TASK TO COMPLETE
Copy the listing verbatim from its start through the line containing "The system axis A is at (398, 362).", including that line, and leave the pictures out.

PROVIDED DATA
+-------+
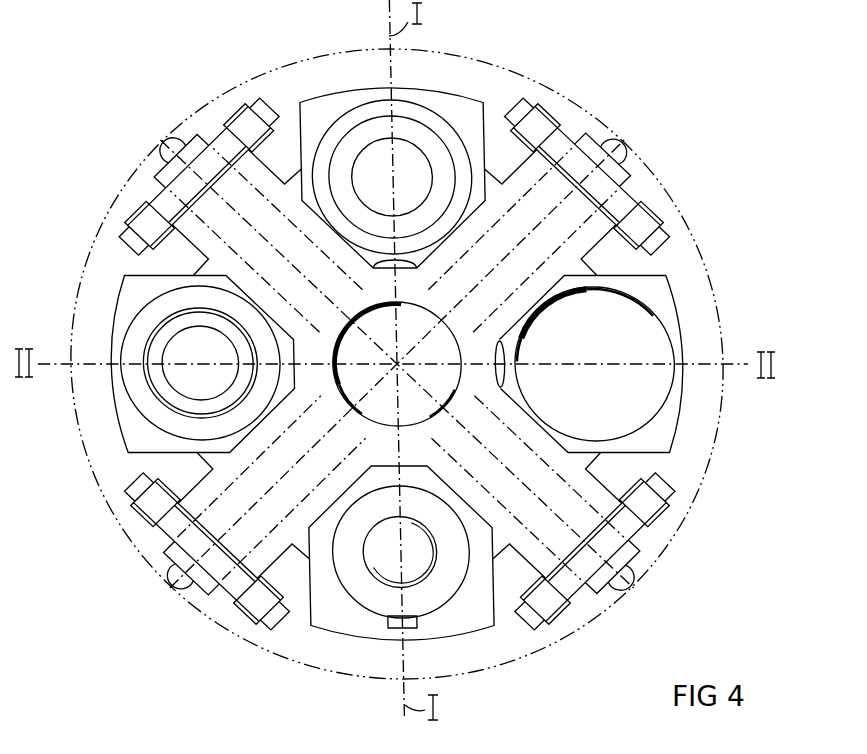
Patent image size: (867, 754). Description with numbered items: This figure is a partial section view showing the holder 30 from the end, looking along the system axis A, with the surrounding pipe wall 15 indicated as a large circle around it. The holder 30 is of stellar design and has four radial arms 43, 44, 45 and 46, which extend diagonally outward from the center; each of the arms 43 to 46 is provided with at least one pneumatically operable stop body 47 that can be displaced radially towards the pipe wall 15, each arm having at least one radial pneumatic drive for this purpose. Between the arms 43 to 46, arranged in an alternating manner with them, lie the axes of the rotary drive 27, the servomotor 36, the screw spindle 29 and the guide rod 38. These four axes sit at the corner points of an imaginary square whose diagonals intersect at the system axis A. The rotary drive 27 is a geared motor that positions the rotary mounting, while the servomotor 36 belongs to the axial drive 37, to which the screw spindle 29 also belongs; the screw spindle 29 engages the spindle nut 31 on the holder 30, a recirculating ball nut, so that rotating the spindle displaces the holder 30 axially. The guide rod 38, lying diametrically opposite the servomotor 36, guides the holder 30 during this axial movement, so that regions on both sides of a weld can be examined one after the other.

The pipe wall 15 is at (709, 262).
The rotary drive 27 is at (452, 117).
The screw spindle 29 is at (382, 538).
The holder 30 is at (506, 327).
The spindle nut 31 is at (444, 520).
The servomotor 36 is at (639, 404).
The axial drive 37 is at (670, 320).
The guide rod 38 is at (247, 402).
The arm 43 is at (538, 173).
The arm 44 is at (550, 557).
The arm 45 is at (258, 548).
The arm 46 is at (197, 230).
The stop body 47 is at (626, 144).
The system axis A is at (398, 362).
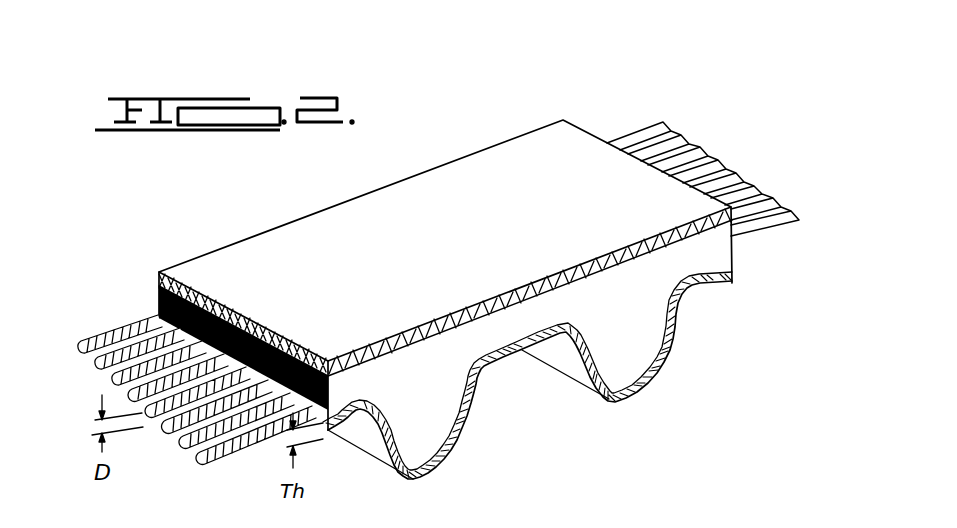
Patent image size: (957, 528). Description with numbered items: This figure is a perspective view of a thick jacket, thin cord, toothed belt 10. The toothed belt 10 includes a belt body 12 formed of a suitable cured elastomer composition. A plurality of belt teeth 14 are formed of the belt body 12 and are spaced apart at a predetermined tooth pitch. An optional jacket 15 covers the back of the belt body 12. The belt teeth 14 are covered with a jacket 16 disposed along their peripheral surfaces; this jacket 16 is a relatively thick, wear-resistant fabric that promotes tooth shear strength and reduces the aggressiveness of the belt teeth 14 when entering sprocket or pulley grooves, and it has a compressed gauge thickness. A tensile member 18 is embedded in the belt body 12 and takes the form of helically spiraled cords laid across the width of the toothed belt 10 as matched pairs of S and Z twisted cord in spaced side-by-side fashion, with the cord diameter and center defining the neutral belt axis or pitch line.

The toothed belt 10 is at (194, 224).
The belt body 12 is at (712, 257).
The belt teeth 14 is at (472, 437).
The jacket 15 is at (465, 177).
The jacket 16 is at (720, 285).
The tensile member 18 is at (232, 443).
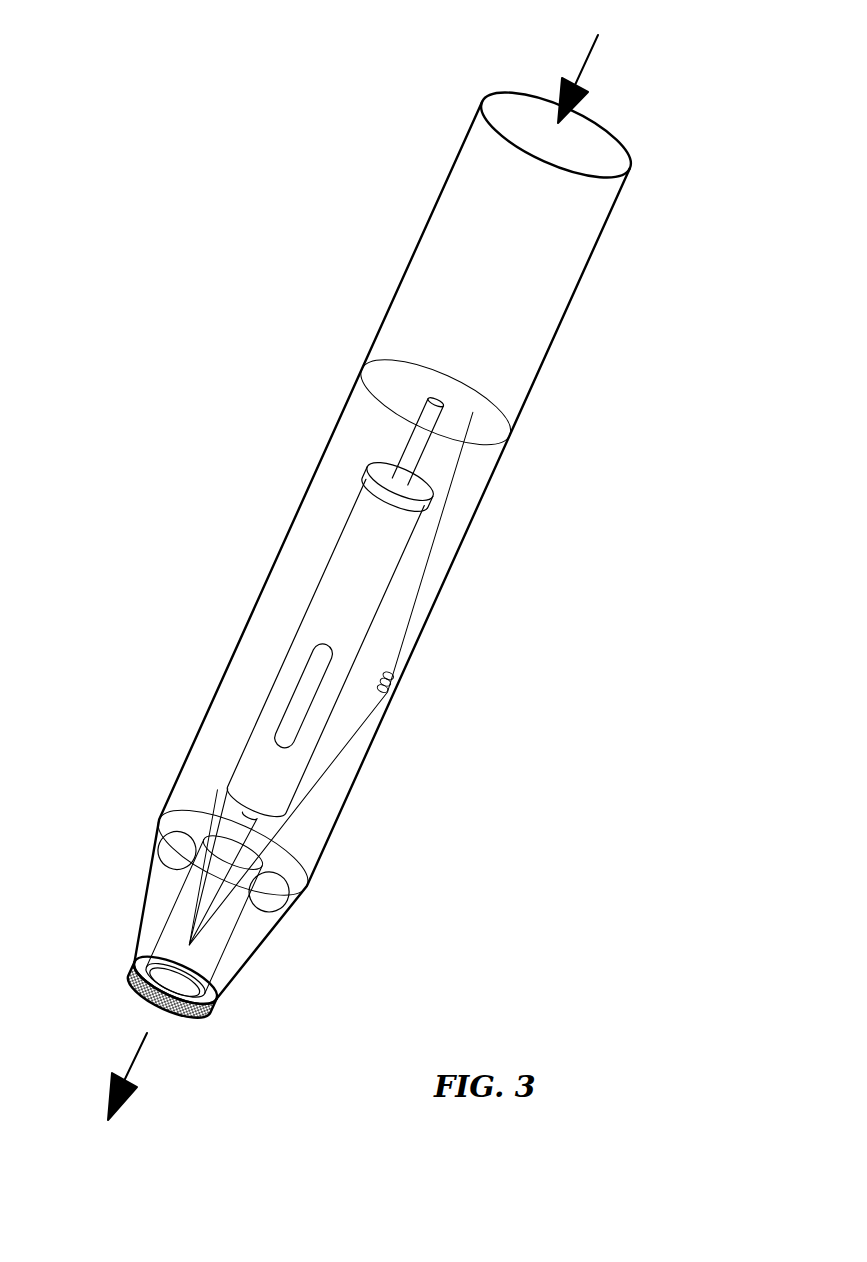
+-------+
ANSWER TO THIS TASK
Patent image size: (867, 754). Description with numbered items: This figure is a partial section view showing the holder 30 from the end, looking along the system axis A, with the surrounding pipe wall 15 indicated as a large circle around it. The holder 30 is of stellar design and has four radial arms 43, 44, 45 and 46, which extend diagonally outward from the center; each of the arms 43 to 46 is provided with at least one pneumatically operable stop body 47 that can be displaced radially towards the pipe wall 15, each arm having at least one radial pneumatic drive for this purpose. Between the arms 43 to 46, arranged in an alternating manner with them, lie the axes of the rotary drive 27, the servomotor 36, the screw spindle 29 and the guide rod 38. These four axes sit at the corner points of an imaginary square whose diagonals intersect at the system axis A. The rotary drive 27 is a geared motor that positions the rotary mounting, while the servomotor 36 belongs to the axial drive 37, to which the screw spindle 29 also belongs; the screw spindle 29 engages the spindle nut 31 on the holder 30, a recirculating ball nut, so that rotating the spindle displaces the holder 30 axially. The guide rod 38, lying diametrically opposite the servomotor 36, guides the holder 30 during this axial movement, so that regions on both sides of a weld can be examined one after the other.

The pipe wall 15 is at (709, 262).
The rotary drive 27 is at (452, 117).
The screw spindle 29 is at (382, 538).
The holder 30 is at (506, 327).
The spindle nut 31 is at (444, 520).
The servomotor 36 is at (639, 404).
The axial drive 37 is at (670, 320).
The guide rod 38 is at (247, 402).
The arm 43 is at (538, 173).
The arm 44 is at (550, 557).
The arm 45 is at (258, 548).
The arm 46 is at (197, 230).
The stop body 47 is at (626, 144).
The system axis A is at (398, 362).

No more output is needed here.